◆ **Written request**
State how many lines of the entries hold the string "processen", and output nothing but that count.

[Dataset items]
□ □ □ □

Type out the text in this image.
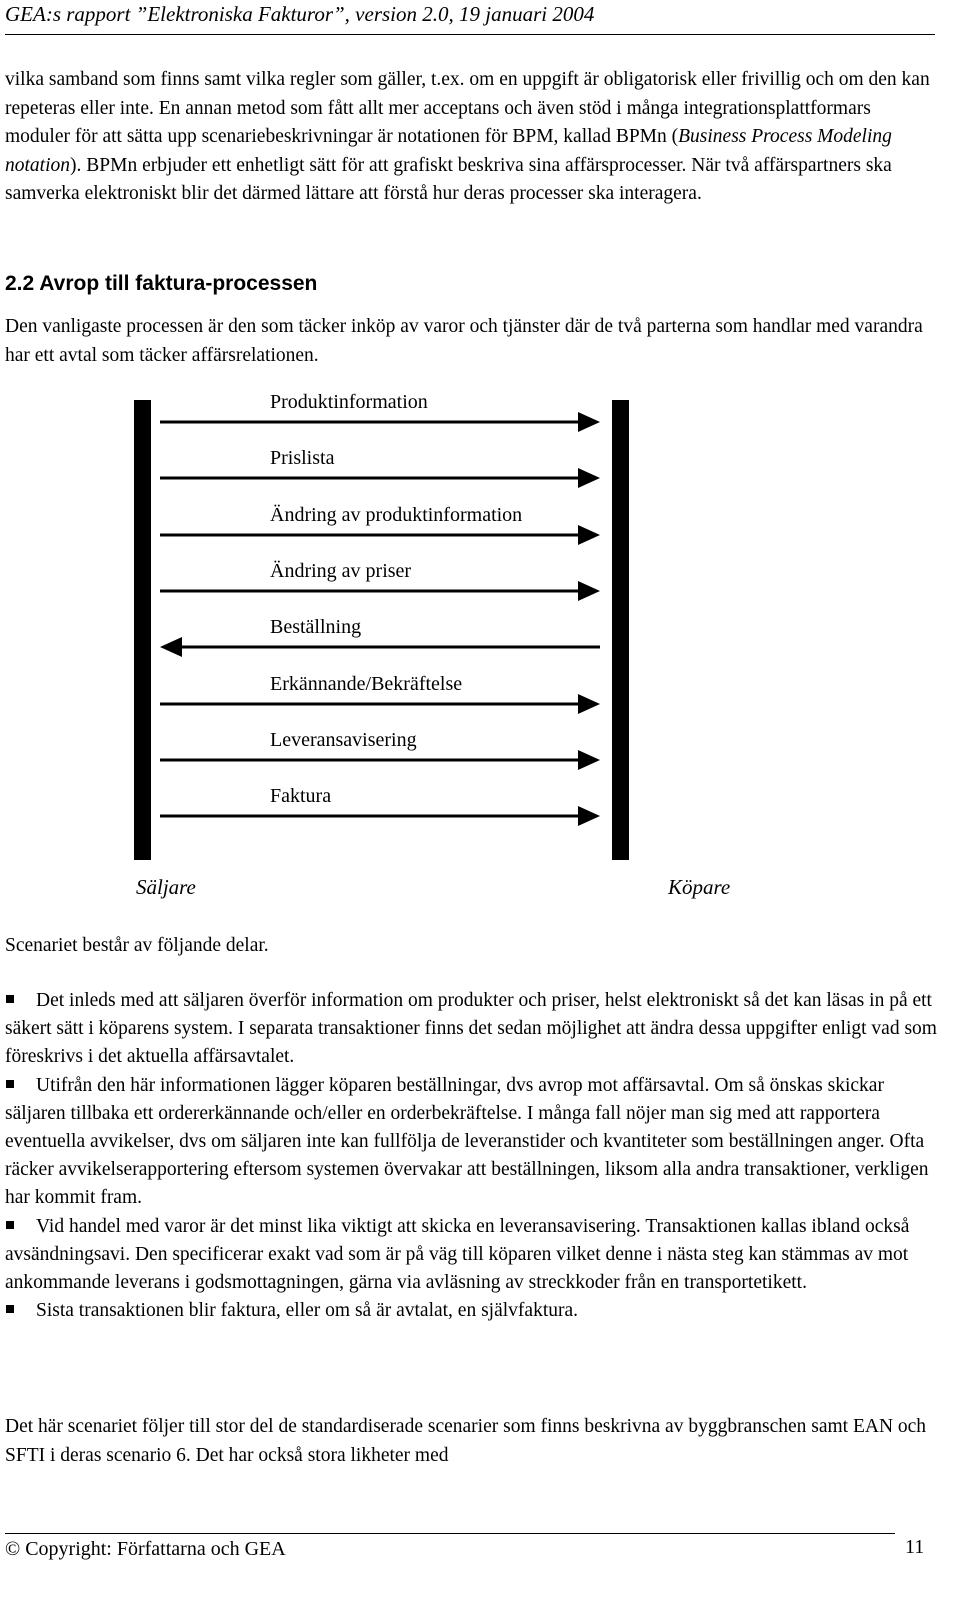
GEA:s rapport ”Elektroniska Fakturor”, version 2.0, 19 januari 2004

vilka samband som finns samt vilka regler som gäller, t.ex. om en uppgift är obligatorisk eller frivillig och om den kan repeteras eller inte. En annan metod som fått allt mer acceptans och även stöd i många integrationsplattformars moduler för att sätta upp scenariebeskrivningar är notationen för BPM, kallad BPMn (Business Process Modeling notation). BPMn erbjuder ett enhetligt sätt för att grafiskt beskriva sina affärsprocesser. När två affärspartners ska samverka elektroniskt blir det därmed lättare att förstå hur deras processer ska interagera.

2.2 Avrop till faktura-processen

Den vanligaste processen är den som täcker inköp av varor och tjänster där de två parterna som handlar med varandra har ett avtal som täcker affärsrelationen.

Produktinformation
Prislista
Ändring av produktinformation
Ändring av priser
Beställning
Erkännande/Bekräftelse
Leveransavisering
Faktura
Säljare	Köpare

Scenariet består av följande delar.

Det inleds med att säljaren överför information om produkter och priser, helst elektroniskt så det kan läsas in på ett säkert sätt i köparens system. I separata transaktioner finns det sedan möjlighet att ändra dessa uppgifter enligt vad som föreskrivs i det aktuella affärsavtalet.
Utifrån den här informationen lägger köparen beställningar, dvs avrop mot affärsavtal. Om så önskas skickar säljaren tillbaka ett ordererkännande och/eller en orderbekräftelse. I många fall nöjer man sig med att rapportera eventuella avvikelser, dvs om säljaren inte kan fullfölja de leveranstider och kvantiteter som beställningen anger. Ofta räcker avvikelserapportering eftersom systemen övervakar att beställningen, liksom alla andra transaktioner, verkligen har kommit fram.
Vid handel med varor är det minst lika viktigt att skicka en leveransavisering. Transaktionen kallas ibland också avsändningsavi. Den specificerar exakt vad som är på väg till köparen vilket denne i nästa steg kan stämmas av mot ankommande leverans i godsmottagningen, gärna via avläsning av streckkoder från en transportetikett.
Sista transaktionen blir faktura, eller om så är avtalat, en självfaktura.

Det här scenariet följer till stor del de standardiserade scenarier som finns beskrivna av byggbranschen samt EAN och SFTI i deras scenario 6. Det har också stora likheter med

© Copyright: Författarna och GEA	11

□ □ □ □

◆ **Task output**
2